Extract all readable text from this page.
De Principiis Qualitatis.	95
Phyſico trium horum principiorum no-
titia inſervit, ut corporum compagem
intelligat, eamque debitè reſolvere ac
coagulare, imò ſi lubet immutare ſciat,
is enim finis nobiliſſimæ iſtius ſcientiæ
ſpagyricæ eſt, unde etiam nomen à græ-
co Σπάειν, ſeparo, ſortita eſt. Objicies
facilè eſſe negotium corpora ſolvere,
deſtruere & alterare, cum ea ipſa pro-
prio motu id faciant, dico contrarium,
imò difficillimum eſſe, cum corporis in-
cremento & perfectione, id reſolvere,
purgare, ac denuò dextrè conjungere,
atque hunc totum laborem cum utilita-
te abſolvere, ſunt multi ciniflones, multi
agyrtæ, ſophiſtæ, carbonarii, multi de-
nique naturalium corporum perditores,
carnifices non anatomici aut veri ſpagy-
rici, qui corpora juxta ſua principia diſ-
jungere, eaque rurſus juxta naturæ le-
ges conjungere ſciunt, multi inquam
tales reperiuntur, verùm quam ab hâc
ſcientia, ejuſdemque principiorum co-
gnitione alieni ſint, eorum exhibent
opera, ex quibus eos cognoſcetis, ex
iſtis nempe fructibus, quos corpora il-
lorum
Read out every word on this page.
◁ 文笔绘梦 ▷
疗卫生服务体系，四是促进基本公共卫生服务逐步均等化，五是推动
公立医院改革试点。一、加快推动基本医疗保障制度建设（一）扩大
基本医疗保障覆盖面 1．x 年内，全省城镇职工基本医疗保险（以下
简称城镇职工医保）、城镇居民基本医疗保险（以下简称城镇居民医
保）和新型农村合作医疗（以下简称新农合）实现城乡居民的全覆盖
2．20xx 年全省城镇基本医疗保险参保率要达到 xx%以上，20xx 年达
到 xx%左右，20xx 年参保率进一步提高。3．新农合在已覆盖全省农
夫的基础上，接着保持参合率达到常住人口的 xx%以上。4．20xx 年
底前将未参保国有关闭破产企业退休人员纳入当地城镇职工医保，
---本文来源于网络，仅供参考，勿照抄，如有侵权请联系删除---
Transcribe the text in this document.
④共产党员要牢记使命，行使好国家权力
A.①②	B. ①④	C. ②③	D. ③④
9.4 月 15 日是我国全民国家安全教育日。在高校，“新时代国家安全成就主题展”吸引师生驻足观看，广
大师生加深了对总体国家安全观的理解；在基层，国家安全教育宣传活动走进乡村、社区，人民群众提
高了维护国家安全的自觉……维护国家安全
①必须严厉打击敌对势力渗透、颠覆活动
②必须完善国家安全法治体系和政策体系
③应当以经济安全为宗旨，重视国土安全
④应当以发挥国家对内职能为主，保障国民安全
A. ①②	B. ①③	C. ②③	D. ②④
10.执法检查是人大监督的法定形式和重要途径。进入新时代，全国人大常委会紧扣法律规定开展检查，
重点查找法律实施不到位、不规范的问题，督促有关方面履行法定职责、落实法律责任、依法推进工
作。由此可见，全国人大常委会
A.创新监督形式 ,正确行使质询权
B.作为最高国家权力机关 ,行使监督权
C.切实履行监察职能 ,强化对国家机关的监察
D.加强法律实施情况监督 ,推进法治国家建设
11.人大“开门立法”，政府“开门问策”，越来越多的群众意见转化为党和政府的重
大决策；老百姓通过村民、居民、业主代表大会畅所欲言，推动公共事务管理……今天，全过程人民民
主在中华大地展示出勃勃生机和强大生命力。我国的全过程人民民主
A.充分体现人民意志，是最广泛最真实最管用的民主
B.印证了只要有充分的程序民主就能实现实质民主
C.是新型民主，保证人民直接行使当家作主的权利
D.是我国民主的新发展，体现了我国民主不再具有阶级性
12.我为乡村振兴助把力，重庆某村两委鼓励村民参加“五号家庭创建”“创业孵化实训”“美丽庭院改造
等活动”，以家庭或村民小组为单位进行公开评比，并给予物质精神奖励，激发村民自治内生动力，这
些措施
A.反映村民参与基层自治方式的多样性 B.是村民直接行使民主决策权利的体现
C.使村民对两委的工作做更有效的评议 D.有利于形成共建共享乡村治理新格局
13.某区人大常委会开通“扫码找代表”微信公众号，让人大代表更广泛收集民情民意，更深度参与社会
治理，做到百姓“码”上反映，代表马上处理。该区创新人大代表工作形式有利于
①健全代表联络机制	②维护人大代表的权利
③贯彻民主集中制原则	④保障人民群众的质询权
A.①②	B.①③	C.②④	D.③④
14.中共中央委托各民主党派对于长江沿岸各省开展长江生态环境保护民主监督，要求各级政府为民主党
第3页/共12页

===============

Write out only what runs from the line holding "Transcribe the text in this document." through the last line of the records, exactly as shown.

Transcribe the text in this document.
④共产党员要牢记使命，行使好国家权力
A.①②	B. ①④	C. ②③	D. ③④
9.4 月 15 日是我国全民国家安全教育日。在高校，“新时代国家安全成就主题展”吸引师生驻足观看，广
大师生加深了对总体国家安全观的理解；在基层，国家安全教育宣传活动走进乡村、社区，人民群众提
高了维护国家安全的自觉……维护国家安全
①必须严厉打击敌对势力渗透、颠覆活动
②必须完善国家安全法治体系和政策体系
③应当以经济安全为宗旨，重视国土安全
④应当以发挥国家对内职能为主，保障国民安全
A. ①②	B. ①③	C. ②③	D. ②④
10.执法检查是人大监督的法定形式和重要途径。进入新时代，全国人大常委会紧扣法律规定开展检查，
重点查找法律实施不到位、不规范的问题，督促有关方面履行法定职责、落实法律责任、依法推进工
作。由此可见，全国人大常委会
A.创新监督形式 ,正确行使质询权
B.作为最高国家权力机关 ,行使监督权
C.切实履行监察职能 ,强化对国家机关的监察
D.加强法律实施情况监督 ,推进法治国家建设
11.人大“开门立法”，政府“开门问策”，越来越多的群众意见转化为党和政府的重
大决策；老百姓通过村民、居民、业主代表大会畅所欲言，推动公共事务管理……今天，全过程人民民
主在中华大地展示出勃勃生机和强大生命力。我国的全过程人民民主
A.充分体现人民意志，是最广泛最真实最管用的民主
B.印证了只要有充分的程序民主就能实现实质民主
C.是新型民主，保证人民直接行使当家作主的权利
D.是我国民主的新发展，体现了我国民主不再具有阶级性
12.我为乡村振兴助把力，重庆某村两委鼓励村民参加“五号家庭创建”“创业孵化实训”“美丽庭院改造
等活动”，以家庭或村民小组为单位进行公开评比，并给予物质精神奖励，激发村民自治内生动力，这
些措施
A.反映村民参与基层自治方式的多样性 B.是村民直接行使民主决策权利的体现
C.使村民对两委的工作做更有效的评议 D.有利于形成共建共享乡村治理新格局
13.某区人大常委会开通“扫码找代表”微信公众号，让人大代表更广泛收集民情民意，更深度参与社会
治理，做到百姓“码”上反映，代表马上处理。该区创新人大代表工作形式有利于
①健全代表联络机制	②维护人大代表的权利
③贯彻民主集中制原则	④保障人民群众的质询权
A.①②	B.①③	C.②④	D.③④
14.中共中央委托各民主党派对于长江沿岸各省开展长江生态环境保护民主监督，要求各级政府为民主党
第3页/共12页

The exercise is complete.